**Stated exercise**: Search the records for the word "text" and pick out every line that has it.

[Records that describe figures]
■ ■ ■ ■ ■
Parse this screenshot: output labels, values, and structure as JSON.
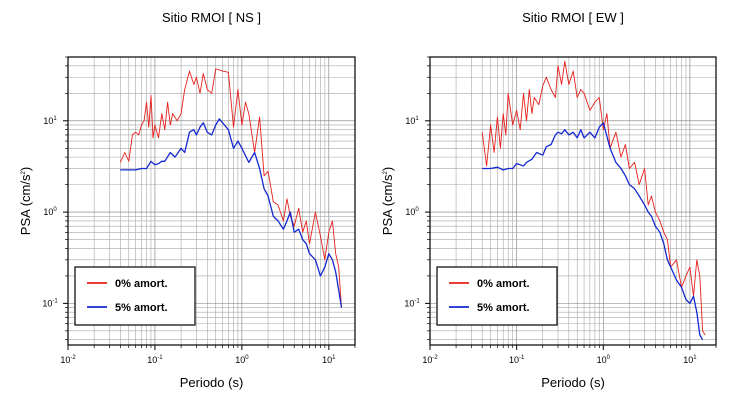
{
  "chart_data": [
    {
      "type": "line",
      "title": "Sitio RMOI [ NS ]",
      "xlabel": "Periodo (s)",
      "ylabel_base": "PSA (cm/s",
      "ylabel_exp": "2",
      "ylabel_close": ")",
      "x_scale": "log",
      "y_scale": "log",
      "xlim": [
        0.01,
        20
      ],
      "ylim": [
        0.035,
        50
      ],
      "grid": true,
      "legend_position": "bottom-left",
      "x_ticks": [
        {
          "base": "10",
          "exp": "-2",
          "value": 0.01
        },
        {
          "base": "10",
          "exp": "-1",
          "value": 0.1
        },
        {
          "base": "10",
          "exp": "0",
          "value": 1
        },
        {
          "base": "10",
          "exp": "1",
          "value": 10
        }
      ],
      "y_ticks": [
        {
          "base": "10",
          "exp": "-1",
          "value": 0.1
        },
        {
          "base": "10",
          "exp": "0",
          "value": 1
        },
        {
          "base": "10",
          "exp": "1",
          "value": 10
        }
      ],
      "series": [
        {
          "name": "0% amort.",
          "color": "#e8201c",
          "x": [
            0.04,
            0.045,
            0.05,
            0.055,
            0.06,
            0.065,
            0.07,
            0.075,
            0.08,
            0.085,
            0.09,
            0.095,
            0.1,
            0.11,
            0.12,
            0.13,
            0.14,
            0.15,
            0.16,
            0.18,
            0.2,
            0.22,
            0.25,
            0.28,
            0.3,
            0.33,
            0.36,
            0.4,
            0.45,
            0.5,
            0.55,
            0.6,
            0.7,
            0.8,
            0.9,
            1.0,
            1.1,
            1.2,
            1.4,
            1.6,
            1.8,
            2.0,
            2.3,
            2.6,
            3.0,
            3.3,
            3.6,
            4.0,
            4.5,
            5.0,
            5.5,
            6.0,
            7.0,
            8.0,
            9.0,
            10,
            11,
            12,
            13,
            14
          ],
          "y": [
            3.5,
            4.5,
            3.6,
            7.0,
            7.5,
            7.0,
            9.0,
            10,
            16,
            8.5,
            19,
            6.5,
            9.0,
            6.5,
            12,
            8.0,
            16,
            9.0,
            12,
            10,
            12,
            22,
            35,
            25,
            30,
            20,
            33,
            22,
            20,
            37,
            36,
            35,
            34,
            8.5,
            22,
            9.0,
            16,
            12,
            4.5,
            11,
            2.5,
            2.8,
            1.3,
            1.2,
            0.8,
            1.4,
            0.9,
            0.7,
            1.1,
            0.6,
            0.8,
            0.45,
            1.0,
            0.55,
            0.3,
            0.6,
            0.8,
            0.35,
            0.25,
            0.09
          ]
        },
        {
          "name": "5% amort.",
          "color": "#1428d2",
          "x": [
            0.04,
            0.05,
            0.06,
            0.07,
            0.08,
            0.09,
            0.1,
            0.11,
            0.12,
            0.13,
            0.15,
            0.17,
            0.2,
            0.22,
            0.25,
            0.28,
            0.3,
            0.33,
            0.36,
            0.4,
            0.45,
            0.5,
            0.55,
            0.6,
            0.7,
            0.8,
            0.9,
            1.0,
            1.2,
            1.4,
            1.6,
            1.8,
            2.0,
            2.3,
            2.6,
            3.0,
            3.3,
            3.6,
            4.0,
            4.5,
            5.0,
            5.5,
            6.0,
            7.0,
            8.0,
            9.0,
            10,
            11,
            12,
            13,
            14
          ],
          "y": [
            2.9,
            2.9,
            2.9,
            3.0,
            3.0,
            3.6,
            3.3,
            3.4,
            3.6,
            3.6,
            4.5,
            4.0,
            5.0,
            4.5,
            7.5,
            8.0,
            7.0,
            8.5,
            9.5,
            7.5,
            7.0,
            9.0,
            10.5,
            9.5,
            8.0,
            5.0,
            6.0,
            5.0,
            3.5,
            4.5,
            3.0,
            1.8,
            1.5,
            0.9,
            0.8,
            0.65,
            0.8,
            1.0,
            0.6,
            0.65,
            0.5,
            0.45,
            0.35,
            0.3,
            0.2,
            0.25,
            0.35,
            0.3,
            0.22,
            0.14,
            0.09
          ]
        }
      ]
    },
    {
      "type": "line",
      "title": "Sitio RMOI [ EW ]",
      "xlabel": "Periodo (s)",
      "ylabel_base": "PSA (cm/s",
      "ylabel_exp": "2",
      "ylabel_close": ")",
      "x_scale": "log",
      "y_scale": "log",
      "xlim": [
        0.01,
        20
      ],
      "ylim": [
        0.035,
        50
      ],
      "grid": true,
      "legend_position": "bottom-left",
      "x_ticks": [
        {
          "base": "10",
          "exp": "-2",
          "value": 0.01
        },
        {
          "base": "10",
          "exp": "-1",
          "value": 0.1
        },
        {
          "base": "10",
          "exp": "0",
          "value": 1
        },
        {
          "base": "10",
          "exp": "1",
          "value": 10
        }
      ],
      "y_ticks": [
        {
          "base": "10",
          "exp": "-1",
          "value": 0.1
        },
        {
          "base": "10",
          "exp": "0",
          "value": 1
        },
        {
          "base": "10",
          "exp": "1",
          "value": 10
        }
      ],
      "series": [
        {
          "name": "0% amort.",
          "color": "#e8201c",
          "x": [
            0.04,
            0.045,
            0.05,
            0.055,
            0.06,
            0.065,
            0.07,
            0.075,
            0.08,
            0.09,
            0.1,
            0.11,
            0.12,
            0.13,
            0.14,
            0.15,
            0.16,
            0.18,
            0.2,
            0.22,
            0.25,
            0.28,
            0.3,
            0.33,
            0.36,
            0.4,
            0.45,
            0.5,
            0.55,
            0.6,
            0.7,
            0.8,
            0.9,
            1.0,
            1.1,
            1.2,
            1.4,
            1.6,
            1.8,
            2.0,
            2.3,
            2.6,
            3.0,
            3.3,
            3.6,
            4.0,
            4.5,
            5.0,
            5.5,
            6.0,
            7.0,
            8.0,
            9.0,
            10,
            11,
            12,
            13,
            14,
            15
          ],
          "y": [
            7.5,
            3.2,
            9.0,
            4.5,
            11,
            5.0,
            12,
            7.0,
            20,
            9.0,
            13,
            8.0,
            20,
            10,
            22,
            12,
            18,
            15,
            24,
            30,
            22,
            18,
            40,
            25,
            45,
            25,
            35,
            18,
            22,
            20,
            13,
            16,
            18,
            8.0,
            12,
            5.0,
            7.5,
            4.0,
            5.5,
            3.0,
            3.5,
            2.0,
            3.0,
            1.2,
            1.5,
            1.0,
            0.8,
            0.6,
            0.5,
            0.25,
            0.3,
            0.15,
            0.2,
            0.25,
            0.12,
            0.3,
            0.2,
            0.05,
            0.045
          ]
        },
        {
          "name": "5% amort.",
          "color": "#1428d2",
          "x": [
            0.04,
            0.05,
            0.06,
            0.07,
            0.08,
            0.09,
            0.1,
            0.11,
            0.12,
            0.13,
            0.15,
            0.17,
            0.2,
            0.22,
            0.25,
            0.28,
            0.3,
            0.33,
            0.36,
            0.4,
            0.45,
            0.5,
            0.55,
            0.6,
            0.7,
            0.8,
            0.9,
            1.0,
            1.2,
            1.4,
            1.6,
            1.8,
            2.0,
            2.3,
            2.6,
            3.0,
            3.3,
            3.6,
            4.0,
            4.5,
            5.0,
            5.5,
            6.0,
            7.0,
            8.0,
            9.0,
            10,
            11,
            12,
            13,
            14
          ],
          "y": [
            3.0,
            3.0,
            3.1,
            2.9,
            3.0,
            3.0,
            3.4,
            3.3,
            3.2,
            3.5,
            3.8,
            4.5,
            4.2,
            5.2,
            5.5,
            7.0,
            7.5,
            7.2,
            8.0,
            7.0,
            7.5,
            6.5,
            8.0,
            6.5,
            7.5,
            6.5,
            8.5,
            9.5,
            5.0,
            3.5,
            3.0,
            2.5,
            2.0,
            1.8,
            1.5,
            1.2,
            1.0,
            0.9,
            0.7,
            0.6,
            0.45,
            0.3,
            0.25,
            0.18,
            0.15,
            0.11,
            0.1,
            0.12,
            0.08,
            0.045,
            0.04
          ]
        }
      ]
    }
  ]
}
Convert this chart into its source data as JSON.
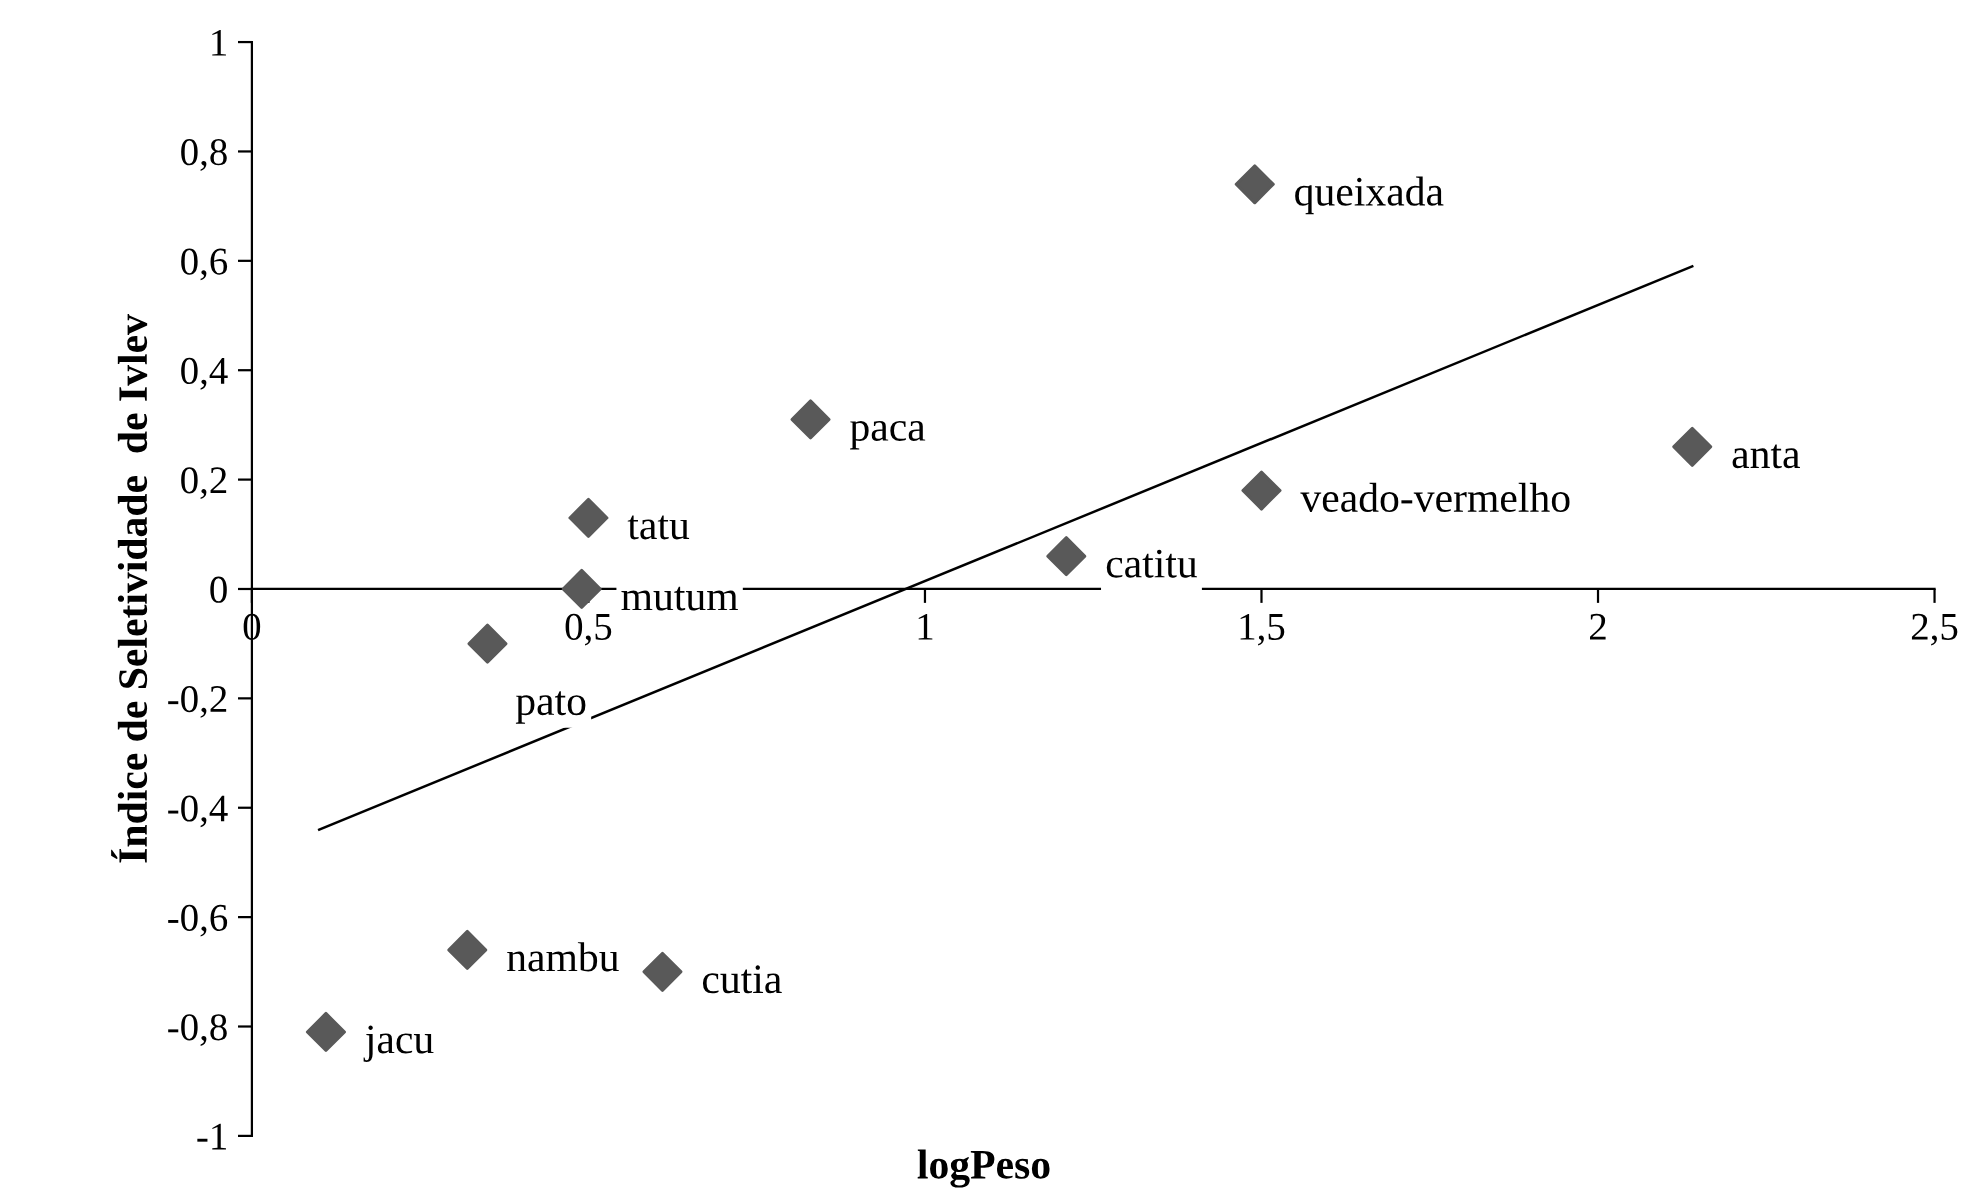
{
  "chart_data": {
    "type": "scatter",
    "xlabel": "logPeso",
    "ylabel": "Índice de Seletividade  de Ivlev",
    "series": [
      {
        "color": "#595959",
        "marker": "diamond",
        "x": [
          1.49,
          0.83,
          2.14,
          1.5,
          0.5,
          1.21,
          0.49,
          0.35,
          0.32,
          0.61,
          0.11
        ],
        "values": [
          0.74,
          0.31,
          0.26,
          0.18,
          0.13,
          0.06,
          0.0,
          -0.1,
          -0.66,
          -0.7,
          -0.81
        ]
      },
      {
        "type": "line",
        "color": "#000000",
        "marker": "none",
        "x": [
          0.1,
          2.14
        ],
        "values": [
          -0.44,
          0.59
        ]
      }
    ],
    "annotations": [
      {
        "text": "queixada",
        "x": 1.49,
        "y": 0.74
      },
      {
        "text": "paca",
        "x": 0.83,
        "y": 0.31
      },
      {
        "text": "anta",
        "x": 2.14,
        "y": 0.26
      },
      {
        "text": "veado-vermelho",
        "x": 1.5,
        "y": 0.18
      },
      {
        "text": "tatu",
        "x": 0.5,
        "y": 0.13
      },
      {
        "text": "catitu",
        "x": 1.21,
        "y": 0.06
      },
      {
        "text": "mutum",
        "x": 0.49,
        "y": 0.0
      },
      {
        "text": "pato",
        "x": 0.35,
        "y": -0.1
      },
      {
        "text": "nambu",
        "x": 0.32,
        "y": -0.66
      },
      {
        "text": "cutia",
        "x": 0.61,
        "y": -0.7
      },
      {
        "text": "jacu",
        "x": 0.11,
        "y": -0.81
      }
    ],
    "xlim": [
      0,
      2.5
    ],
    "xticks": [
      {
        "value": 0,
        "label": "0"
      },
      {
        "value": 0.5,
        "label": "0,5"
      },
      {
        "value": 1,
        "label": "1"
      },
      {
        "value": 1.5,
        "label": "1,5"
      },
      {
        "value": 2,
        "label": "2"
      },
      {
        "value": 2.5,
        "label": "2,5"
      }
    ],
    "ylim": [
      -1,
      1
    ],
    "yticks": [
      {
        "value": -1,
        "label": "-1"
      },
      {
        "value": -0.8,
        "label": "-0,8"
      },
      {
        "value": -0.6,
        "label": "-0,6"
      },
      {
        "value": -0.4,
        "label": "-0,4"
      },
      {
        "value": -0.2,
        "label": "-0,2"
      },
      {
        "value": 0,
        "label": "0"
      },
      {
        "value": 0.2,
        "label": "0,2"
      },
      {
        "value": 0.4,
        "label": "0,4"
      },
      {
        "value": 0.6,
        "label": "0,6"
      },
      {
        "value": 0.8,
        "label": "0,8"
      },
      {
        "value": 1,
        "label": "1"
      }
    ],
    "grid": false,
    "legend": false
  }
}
■ ■ ■ ■ ■
**Solution**:
        "text": "queixada",
        "text": "paca",
        "text": "anta",
        "text": "veado-vermelho",
        "text": "tatu",
        "text": "catitu",
        "text": "mutum",
        "text": "pato",
        "text": "nambu",
        "text": "cutia",
        "text": "jacu",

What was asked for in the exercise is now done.